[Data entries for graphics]
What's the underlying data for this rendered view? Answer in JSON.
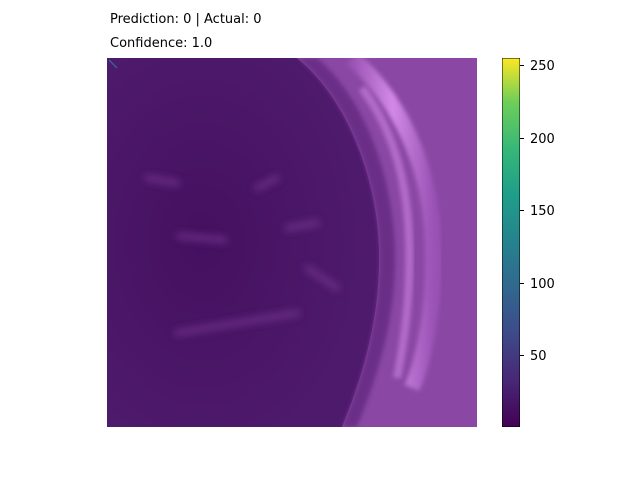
{
  "titles": {
    "line1": "Prediction: 0 | Actual: 0",
    "line2": "Confidence: 1.0"
  },
  "image": {
    "description_icon": "ct-scan-heatmap",
    "colormap": "viridis-like (purple to yellow)",
    "colors": {
      "background": "#4b1669",
      "dark": "#3d0d59",
      "bright_rim": "#c874e0",
      "outer": "#8c4aa6"
    }
  },
  "colorbar": {
    "min": 0,
    "max": 255,
    "ticks": [
      "50",
      "100",
      "150",
      "200",
      "250"
    ]
  }
}
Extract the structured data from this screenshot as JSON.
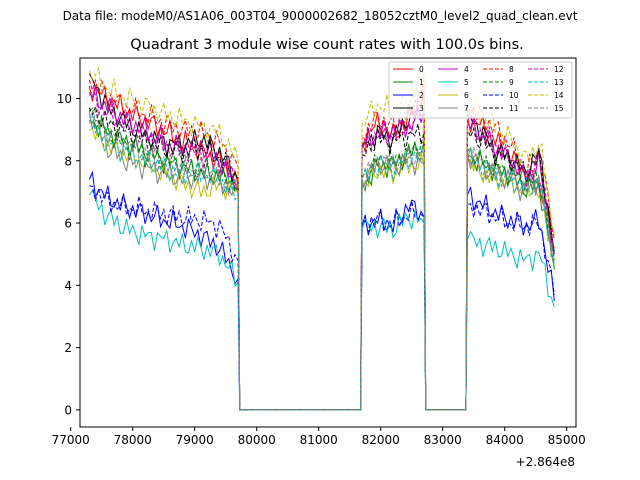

* **Objective**: Without the pictures, write out the whole listing above exactly as it appears.

* **Completed task**:
What's the underlying data for this rendered view? Answer in JSON.
{
  "titles": {
    "line1": "Prediction: 0 | Actual: 0",
    "line2": "Confidence: 1.0"
  },
  "image": {
    "description_icon": "ct-scan-heatmap",
    "colormap": "viridis-like (purple to yellow)",
    "colors": {
      "background": "#4b1669",
      "dark": "#3d0d59",
      "bright_rim": "#c874e0",
      "outer": "#8c4aa6"
    }
  },
  "colorbar": {
    "min": 0,
    "max": 255,
    "ticks": [
      "50",
      "100",
      "150",
      "200",
      "250"
    ]
  }
}
Extract the structured data from this screenshot as JSON.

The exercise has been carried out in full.